(begin)

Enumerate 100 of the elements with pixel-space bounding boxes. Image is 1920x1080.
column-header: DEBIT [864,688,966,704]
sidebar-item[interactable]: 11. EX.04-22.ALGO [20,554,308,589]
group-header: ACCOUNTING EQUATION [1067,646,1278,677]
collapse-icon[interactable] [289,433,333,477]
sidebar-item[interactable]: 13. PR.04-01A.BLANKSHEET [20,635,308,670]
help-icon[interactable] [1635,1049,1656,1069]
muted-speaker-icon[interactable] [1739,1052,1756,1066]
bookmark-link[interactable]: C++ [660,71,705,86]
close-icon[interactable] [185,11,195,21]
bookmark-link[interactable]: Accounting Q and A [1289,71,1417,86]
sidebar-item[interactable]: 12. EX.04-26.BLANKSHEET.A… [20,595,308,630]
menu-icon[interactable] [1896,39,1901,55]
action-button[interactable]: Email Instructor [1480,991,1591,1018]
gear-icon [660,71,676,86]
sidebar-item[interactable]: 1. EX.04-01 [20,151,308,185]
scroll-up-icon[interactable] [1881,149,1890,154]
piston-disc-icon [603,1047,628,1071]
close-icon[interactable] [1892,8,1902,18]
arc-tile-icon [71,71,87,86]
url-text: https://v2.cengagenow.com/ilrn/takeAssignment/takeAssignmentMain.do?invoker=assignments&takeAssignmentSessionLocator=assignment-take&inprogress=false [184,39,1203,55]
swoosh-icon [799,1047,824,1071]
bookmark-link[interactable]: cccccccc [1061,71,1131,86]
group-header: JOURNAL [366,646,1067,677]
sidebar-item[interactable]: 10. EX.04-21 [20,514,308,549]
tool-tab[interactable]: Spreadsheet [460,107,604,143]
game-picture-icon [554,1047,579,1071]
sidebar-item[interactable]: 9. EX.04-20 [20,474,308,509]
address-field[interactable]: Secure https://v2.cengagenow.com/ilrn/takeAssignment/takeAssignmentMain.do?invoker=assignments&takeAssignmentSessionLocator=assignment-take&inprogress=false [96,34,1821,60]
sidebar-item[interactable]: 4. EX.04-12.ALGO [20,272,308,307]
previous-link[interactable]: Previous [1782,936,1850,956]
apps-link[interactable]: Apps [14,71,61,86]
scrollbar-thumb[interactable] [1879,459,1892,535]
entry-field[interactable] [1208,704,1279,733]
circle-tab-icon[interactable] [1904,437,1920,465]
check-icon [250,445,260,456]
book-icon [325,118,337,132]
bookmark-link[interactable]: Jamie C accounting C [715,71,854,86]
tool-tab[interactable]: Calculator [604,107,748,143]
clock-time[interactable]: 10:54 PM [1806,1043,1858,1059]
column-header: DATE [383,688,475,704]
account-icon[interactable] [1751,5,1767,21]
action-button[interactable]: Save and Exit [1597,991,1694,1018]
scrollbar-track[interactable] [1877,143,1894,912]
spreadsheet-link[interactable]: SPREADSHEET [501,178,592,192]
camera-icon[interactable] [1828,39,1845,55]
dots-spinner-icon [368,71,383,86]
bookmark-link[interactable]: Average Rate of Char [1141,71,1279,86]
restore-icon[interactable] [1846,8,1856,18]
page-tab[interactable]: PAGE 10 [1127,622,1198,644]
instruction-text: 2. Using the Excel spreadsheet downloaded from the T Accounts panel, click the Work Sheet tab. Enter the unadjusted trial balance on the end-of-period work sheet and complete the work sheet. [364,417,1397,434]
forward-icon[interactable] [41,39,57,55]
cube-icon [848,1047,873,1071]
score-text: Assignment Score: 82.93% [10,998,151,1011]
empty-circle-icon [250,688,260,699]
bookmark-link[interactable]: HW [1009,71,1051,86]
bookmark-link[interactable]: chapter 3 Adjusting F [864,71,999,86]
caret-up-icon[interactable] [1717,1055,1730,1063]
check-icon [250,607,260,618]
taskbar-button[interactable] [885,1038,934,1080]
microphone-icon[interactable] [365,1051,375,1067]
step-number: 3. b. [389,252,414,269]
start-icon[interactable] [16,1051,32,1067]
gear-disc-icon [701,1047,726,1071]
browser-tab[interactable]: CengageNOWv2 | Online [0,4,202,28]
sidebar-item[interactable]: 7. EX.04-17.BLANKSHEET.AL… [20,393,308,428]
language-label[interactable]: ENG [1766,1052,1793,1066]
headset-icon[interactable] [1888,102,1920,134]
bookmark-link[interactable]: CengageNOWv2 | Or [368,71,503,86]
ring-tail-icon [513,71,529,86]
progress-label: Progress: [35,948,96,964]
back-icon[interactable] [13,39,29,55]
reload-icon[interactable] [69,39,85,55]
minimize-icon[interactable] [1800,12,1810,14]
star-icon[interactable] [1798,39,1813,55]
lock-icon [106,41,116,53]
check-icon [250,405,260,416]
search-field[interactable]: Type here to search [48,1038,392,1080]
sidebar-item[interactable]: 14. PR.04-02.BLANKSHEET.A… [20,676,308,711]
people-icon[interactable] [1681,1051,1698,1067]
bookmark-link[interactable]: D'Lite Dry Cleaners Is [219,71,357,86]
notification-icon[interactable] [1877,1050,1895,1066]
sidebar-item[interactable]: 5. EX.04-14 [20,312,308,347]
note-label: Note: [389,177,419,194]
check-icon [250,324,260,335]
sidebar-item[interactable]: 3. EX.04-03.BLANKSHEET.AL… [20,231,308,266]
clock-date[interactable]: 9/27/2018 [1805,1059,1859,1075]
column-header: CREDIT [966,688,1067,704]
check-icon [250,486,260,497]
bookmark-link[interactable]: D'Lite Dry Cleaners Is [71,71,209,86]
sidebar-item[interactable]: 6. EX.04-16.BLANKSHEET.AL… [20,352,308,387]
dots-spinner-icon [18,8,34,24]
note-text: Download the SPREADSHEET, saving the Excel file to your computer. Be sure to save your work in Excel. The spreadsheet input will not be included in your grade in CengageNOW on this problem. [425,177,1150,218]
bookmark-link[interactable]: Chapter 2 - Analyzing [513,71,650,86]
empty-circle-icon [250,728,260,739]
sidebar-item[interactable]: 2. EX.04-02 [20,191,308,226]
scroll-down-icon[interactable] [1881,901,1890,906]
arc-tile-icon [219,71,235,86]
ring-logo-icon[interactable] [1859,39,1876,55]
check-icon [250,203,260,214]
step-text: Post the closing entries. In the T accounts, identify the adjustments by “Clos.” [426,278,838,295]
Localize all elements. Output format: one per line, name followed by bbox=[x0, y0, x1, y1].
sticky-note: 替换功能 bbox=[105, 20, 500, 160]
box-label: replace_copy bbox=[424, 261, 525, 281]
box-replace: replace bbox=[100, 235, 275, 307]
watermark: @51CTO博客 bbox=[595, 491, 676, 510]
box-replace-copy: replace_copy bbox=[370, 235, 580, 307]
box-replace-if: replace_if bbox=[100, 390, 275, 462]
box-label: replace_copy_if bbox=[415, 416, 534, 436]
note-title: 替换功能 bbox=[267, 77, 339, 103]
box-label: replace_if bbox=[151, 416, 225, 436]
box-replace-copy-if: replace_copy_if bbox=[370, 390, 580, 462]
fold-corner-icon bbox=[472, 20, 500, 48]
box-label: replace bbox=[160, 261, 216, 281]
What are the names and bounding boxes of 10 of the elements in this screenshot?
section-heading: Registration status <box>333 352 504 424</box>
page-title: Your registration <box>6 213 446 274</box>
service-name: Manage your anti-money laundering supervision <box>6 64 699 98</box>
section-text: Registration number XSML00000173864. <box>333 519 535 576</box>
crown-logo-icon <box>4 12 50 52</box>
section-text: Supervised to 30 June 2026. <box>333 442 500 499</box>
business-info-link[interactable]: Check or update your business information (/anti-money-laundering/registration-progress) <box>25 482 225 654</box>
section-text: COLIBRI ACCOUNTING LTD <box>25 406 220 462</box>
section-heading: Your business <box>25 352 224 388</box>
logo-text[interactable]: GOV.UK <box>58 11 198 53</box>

(end)

* _STATED TASK_: Please reproduce all of the data above line for line, changing nothing.

* _REPLY TO THE EXERCISE_:
Enumerate 100 of the elements with pixel-space bounding boxes. Image is 1920x1080.
column-header: DEBIT [864,688,966,704]
sidebar-item[interactable]: 11. EX.04-22.ALGO [20,554,308,589]
group-header: ACCOUNTING EQUATION [1067,646,1278,677]
collapse-icon[interactable] [289,433,333,477]
sidebar-item[interactable]: 13. PR.04-01A.BLANKSHEET [20,635,308,670]
help-icon[interactable] [1635,1049,1656,1069]
muted-speaker-icon[interactable] [1739,1052,1756,1066]
bookmark-link[interactable]: C++ [660,71,705,86]
close-icon[interactable] [185,11,195,21]
bookmark-link[interactable]: Accounting Q and A [1289,71,1417,86]
sidebar-item[interactable]: 12. EX.04-26.BLANKSHEET.A… [20,595,308,630]
menu-icon[interactable] [1896,39,1901,55]
action-button[interactable]: Email Instructor [1480,991,1591,1018]
gear-icon [660,71,676,86]
sidebar-item[interactable]: 1. EX.04-01 [20,151,308,185]
scroll-up-icon[interactable] [1881,149,1890,154]
piston-disc-icon [603,1047,628,1071]
close-icon[interactable] [1892,8,1902,18]
arc-tile-icon [71,71,87,86]
url-text: https://v2.cengagenow.com/ilrn/takeAssignment/takeAssignmentMain.do?invoker=assignments&takeAssignmentSessionLocator=assignment-take&inprogress=false [184,39,1203,55]
swoosh-icon [799,1047,824,1071]
bookmark-link[interactable]: cccccccc [1061,71,1131,86]
group-header: JOURNAL [366,646,1067,677]
sidebar-item[interactable]: 10. EX.04-21 [20,514,308,549]
tool-tab[interactable]: Spreadsheet [460,107,604,143]
game-picture-icon [554,1047,579,1071]
sidebar-item[interactable]: 9. EX.04-20 [20,474,308,509]
address-field[interactable]: Secure https://v2.cengagenow.com/ilrn/takeAssignment/takeAssignmentMain.do?invoker=assignments&takeAssignmentSessionLocator=assignment-take&inprogress=false [96,34,1821,60]
sidebar-item[interactable]: 4. EX.04-12.ALGO [20,272,308,307]
previous-link[interactable]: Previous [1782,936,1850,956]
apps-link[interactable]: Apps [14,71,61,86]
scrollbar-thumb[interactable] [1879,459,1892,535]
entry-field[interactable] [1208,704,1279,733]
circle-tab-icon[interactable] [1904,437,1920,465]
check-icon [250,445,260,456]
book-icon [325,118,337,132]
bookmark-link[interactable]: Jamie C accounting C [715,71,854,86]
tool-tab[interactable]: Calculator [604,107,748,143]
clock-time[interactable]: 10:54 PM [1806,1043,1858,1059]
column-header: DATE [383,688,475,704]
account-icon[interactable] [1751,5,1767,21]
action-button[interactable]: Save and Exit [1597,991,1694,1018]
scrollbar-track[interactable] [1877,143,1894,912]
spreadsheet-link[interactable]: SPREADSHEET [501,178,592,192]
camera-icon[interactable] [1828,39,1845,55]
dots-spinner-icon [368,71,383,86]
bookmark-link[interactable]: Average Rate of Char [1141,71,1279,86]
restore-icon[interactable] [1846,8,1856,18]
page-tab[interactable]: PAGE 10 [1127,622,1198,644]
instruction-text: 2. Using the Excel spreadsheet downloaded from the T Accounts panel, click the Work Sheet tab. Enter the unadjusted trial balance on the end-of-period work sheet and complete the work sheet. [364,417,1397,434]
forward-icon[interactable] [41,39,57,55]
cube-icon [848,1047,873,1071]
score-text: Assignment Score: 82.93% [10,998,151,1011]
empty-circle-icon [250,688,260,699]
bookmark-link[interactable]: HW [1009,71,1051,86]
bookmark-link[interactable]: chapter 3 Adjusting F [864,71,999,86]
caret-up-icon[interactable] [1717,1055,1730,1063]
check-icon [250,607,260,618]
taskbar-button[interactable] [885,1038,934,1080]
microphone-icon[interactable] [365,1051,375,1067]
step-number: 3. b. [389,252,414,269]
start-icon[interactable] [16,1051,32,1067]
gear-disc-icon [701,1047,726,1071]
browser-tab[interactable]: CengageNOWv2 | Online [0,4,202,28]
sidebar-item[interactable]: 7. EX.04-17.BLANKSHEET.AL… [20,393,308,428]
language-label[interactable]: ENG [1766,1052,1793,1066]
headset-icon[interactable] [1888,102,1920,134]
bookmark-link[interactable]: CengageNOWv2 | Or [368,71,503,86]
ring-tail-icon [513,71,529,86]
progress-label: Progress: [35,948,96,964]
back-icon[interactable] [13,39,29,55]
reload-icon[interactable] [69,39,85,55]
minimize-icon[interactable] [1800,12,1810,14]
star-icon[interactable] [1798,39,1813,55]
lock-icon [106,41,116,53]
check-icon [250,405,260,416]
search-field[interactable]: Type here to search [48,1038,392,1080]
sidebar-item[interactable]: 14. PR.04-02.BLANKSHEET.A… [20,676,308,711]
people-icon[interactable] [1681,1051,1698,1067]
bookmark-link[interactable]: D'Lite Dry Cleaners Is [219,71,357,86]
notification-icon[interactable] [1877,1050,1895,1066]
sidebar-item[interactable]: 5. EX.04-14 [20,312,308,347]
note-label: Note: [389,177,419,194]
check-icon [250,324,260,335]
sidebar-item[interactable]: 3. EX.04-03.BLANKSHEET.AL… [20,231,308,266]
clock-date[interactable]: 9/27/2018 [1805,1059,1859,1075]
column-header: CREDIT [966,688,1067,704]
check-icon [250,486,260,497]
bookmark-link[interactable]: D'Lite Dry Cleaners Is [71,71,209,86]
sidebar-item[interactable]: 6. EX.04-16.BLANKSHEET.AL… [20,352,308,387]
dots-spinner-icon [18,8,34,24]
note-text: Download the SPREADSHEET, saving the Excel file to your computer. Be sure to save your work in Excel. The spreadsheet input will not be included in your grade in CengageNOW on this problem. [425,177,1150,218]
bookmark-link[interactable]: Chapter 2 - Analyzing [513,71,650,86]
empty-circle-icon [250,728,260,739]
sidebar-item[interactable]: 2. EX.04-02 [20,191,308,226]
scroll-down-icon[interactable] [1881,901,1890,906]
arc-tile-icon [219,71,235,86]
ring-logo-icon[interactable] [1859,39,1876,55]
check-icon [250,203,260,214]
step-text: Post the closing entries. In the T accounts, identify the adjustments by “Clos.” [426,278,838,295]
Localize all elements. Output format: one per line, name followed by bbox=[x0, y0, x1, y1].
sticky-note: 替换功能 bbox=[105, 20, 500, 160]
box-label: replace_copy bbox=[424, 261, 525, 281]
box-replace: replace bbox=[100, 235, 275, 307]
watermark: @51CTO博客 bbox=[595, 491, 676, 510]
box-replace-copy: replace_copy bbox=[370, 235, 580, 307]
box-replace-if: replace_if bbox=[100, 390, 275, 462]
box-label: replace_copy_if bbox=[415, 416, 534, 436]
note-title: 替换功能 bbox=[267, 77, 339, 103]
box-label: replace_if bbox=[151, 416, 225, 436]
box-replace-copy-if: replace_copy_if bbox=[370, 390, 580, 462]
fold-corner-icon bbox=[472, 20, 500, 48]
box-label: replace bbox=[160, 261, 216, 281]
What are the names and bounding boxes of 10 of the elements in this screenshot?
section-heading: Registration status <box>333 352 504 424</box>
page-title: Your registration <box>6 213 446 274</box>
service-name: Manage your anti-money laundering supervision <box>6 64 699 98</box>
section-text: Registration number XSML00000173864. <box>333 519 535 576</box>
crown-logo-icon <box>4 12 50 52</box>
section-text: Supervised to 30 June 2026. <box>333 442 500 499</box>
business-info-link[interactable]: Check or update your business information (/anti-money-laundering/registration-progress) <box>25 482 225 654</box>
section-text: COLIBRI ACCOUNTING LTD <box>25 406 220 462</box>
section-heading: Your business <box>25 352 224 388</box>
logo-text[interactable]: GOV.UK <box>58 11 198 53</box>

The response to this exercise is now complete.